[Some records]
....

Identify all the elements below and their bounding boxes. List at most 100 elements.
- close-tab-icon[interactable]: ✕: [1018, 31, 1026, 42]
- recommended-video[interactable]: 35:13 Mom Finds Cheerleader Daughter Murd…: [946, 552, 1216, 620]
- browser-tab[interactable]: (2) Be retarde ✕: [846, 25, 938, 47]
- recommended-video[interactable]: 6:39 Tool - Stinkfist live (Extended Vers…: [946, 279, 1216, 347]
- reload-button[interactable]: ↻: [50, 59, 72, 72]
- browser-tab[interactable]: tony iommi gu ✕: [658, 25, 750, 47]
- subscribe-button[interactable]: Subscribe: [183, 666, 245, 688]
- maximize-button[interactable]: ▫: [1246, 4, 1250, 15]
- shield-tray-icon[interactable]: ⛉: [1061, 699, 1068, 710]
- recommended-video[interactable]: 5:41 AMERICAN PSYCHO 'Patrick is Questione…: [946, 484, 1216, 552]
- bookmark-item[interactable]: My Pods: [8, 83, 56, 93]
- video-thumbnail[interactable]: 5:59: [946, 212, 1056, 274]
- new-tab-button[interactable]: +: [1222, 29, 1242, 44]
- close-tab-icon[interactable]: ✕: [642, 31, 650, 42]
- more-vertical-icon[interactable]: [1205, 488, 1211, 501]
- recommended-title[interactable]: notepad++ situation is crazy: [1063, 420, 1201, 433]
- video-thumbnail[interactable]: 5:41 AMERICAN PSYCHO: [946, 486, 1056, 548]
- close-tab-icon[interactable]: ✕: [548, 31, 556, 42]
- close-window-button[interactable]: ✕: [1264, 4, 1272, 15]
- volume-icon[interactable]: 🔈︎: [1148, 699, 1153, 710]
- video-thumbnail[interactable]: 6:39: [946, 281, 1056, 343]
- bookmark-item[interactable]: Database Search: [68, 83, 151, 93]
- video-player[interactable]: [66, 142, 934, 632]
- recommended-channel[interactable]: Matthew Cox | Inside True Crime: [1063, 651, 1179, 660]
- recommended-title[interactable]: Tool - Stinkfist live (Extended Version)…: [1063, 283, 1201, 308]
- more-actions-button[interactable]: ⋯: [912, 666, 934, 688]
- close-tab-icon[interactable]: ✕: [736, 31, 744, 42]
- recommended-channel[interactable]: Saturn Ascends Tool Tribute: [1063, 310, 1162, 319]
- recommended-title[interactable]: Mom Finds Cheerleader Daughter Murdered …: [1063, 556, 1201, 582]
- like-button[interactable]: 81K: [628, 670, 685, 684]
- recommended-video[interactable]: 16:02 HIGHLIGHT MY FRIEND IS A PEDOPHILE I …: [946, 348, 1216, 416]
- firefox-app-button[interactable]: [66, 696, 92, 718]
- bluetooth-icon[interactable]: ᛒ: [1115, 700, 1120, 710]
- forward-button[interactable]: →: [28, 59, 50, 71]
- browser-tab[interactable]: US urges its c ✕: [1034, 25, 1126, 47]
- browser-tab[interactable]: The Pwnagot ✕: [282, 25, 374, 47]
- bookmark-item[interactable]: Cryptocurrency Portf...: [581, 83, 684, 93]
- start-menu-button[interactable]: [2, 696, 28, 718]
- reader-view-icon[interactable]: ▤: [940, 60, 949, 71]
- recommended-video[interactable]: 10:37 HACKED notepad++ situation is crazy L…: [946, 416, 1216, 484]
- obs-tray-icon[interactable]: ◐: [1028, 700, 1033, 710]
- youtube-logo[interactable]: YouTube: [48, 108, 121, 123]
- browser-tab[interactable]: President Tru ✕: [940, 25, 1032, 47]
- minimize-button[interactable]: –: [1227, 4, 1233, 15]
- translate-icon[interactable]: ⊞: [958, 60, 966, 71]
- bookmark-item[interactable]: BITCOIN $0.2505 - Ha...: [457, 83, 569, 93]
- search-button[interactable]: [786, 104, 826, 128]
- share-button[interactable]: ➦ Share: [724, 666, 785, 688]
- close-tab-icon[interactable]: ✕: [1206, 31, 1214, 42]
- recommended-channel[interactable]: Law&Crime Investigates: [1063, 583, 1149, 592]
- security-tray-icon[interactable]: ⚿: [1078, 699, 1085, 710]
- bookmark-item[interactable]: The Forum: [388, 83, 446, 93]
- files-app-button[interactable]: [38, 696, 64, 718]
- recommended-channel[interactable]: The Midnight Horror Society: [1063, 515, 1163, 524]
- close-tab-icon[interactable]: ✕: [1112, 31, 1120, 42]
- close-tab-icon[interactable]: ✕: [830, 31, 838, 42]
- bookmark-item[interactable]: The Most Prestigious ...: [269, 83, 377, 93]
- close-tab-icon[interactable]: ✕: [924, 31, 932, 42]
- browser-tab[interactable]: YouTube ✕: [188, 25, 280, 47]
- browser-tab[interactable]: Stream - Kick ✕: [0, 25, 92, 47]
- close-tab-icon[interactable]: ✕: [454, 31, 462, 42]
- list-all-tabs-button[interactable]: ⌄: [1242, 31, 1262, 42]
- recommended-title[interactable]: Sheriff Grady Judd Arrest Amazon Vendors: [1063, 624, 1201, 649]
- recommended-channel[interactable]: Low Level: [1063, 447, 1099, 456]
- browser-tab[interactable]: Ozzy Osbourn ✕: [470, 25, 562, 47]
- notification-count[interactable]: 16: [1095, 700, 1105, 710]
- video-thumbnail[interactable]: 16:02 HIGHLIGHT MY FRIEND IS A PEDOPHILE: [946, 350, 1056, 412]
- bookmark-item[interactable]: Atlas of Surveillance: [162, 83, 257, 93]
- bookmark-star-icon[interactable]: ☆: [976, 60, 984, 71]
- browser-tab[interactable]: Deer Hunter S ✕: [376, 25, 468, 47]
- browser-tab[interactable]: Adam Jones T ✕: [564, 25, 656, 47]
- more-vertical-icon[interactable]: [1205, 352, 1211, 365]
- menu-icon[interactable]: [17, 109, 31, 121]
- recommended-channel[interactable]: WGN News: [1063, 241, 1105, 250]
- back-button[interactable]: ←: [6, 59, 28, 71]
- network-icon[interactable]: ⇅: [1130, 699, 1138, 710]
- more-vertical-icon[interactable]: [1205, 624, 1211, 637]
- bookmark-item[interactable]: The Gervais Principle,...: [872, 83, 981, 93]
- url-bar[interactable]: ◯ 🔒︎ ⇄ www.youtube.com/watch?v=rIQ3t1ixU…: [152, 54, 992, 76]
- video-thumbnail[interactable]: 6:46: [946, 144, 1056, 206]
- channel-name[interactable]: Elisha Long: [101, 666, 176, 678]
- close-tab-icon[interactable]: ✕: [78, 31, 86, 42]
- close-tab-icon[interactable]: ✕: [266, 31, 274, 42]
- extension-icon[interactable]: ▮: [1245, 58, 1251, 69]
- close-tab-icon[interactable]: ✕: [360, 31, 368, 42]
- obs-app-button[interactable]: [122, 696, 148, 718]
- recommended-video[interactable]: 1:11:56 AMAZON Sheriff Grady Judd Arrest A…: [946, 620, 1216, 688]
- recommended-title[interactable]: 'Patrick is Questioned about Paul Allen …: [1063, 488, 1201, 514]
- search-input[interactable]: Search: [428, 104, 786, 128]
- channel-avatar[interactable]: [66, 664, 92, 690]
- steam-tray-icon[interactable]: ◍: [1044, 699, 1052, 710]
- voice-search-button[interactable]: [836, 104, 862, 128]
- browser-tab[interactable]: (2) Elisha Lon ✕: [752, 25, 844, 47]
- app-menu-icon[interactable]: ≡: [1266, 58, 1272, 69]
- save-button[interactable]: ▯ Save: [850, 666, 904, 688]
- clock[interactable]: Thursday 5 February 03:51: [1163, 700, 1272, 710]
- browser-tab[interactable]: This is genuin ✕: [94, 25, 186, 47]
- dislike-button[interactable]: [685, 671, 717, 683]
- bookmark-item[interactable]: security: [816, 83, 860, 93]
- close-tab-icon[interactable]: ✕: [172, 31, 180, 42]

....

Return, word for word, the lines from the start of the records through the line holding "- close-tab-icon[interactable]: ✕: [736, 31, 744, 42]", including that line.

Identify all the elements below and their bounding boxes. List at most 100 elements.
- close-tab-icon[interactable]: ✕: [1018, 31, 1026, 42]
- recommended-video[interactable]: 35:13 Mom Finds Cheerleader Daughter Murd…: [946, 552, 1216, 620]
- browser-tab[interactable]: (2) Be retarde ✕: [846, 25, 938, 47]
- recommended-video[interactable]: 6:39 Tool - Stinkfist live (Extended Vers…: [946, 279, 1216, 347]
- reload-button[interactable]: ↻: [50, 59, 72, 72]
- browser-tab[interactable]: tony iommi gu ✕: [658, 25, 750, 47]
- subscribe-button[interactable]: Subscribe: [183, 666, 245, 688]
- maximize-button[interactable]: ▫: [1246, 4, 1250, 15]
- shield-tray-icon[interactable]: ⛉: [1061, 699, 1068, 710]
- recommended-video[interactable]: 5:41 AMERICAN PSYCHO 'Patrick is Questione…: [946, 484, 1216, 552]
- bookmark-item[interactable]: My Pods: [8, 83, 56, 93]
- video-thumbnail[interactable]: 5:59: [946, 212, 1056, 274]
- new-tab-button[interactable]: +: [1222, 29, 1242, 44]
- close-tab-icon[interactable]: ✕: [642, 31, 650, 42]
- more-vertical-icon[interactable]: [1205, 488, 1211, 501]
- recommended-title[interactable]: notepad++ situation is crazy: [1063, 420, 1201, 433]
- video-thumbnail[interactable]: 5:41 AMERICAN PSYCHO: [946, 486, 1056, 548]
- close-tab-icon[interactable]: ✕: [548, 31, 556, 42]
- close-window-button[interactable]: ✕: [1264, 4, 1272, 15]
- volume-icon[interactable]: 🔈︎: [1148, 699, 1153, 710]
- video-thumbnail[interactable]: 6:39: [946, 281, 1056, 343]
- bookmark-item[interactable]: Database Search: [68, 83, 151, 93]
- video-player[interactable]: [66, 142, 934, 632]
- recommended-channel[interactable]: Matthew Cox | Inside True Crime: [1063, 651, 1179, 660]
- recommended-title[interactable]: Tool - Stinkfist live (Extended Version)…: [1063, 283, 1201, 308]
- more-actions-button[interactable]: ⋯: [912, 666, 934, 688]
- close-tab-icon[interactable]: ✕: [736, 31, 744, 42]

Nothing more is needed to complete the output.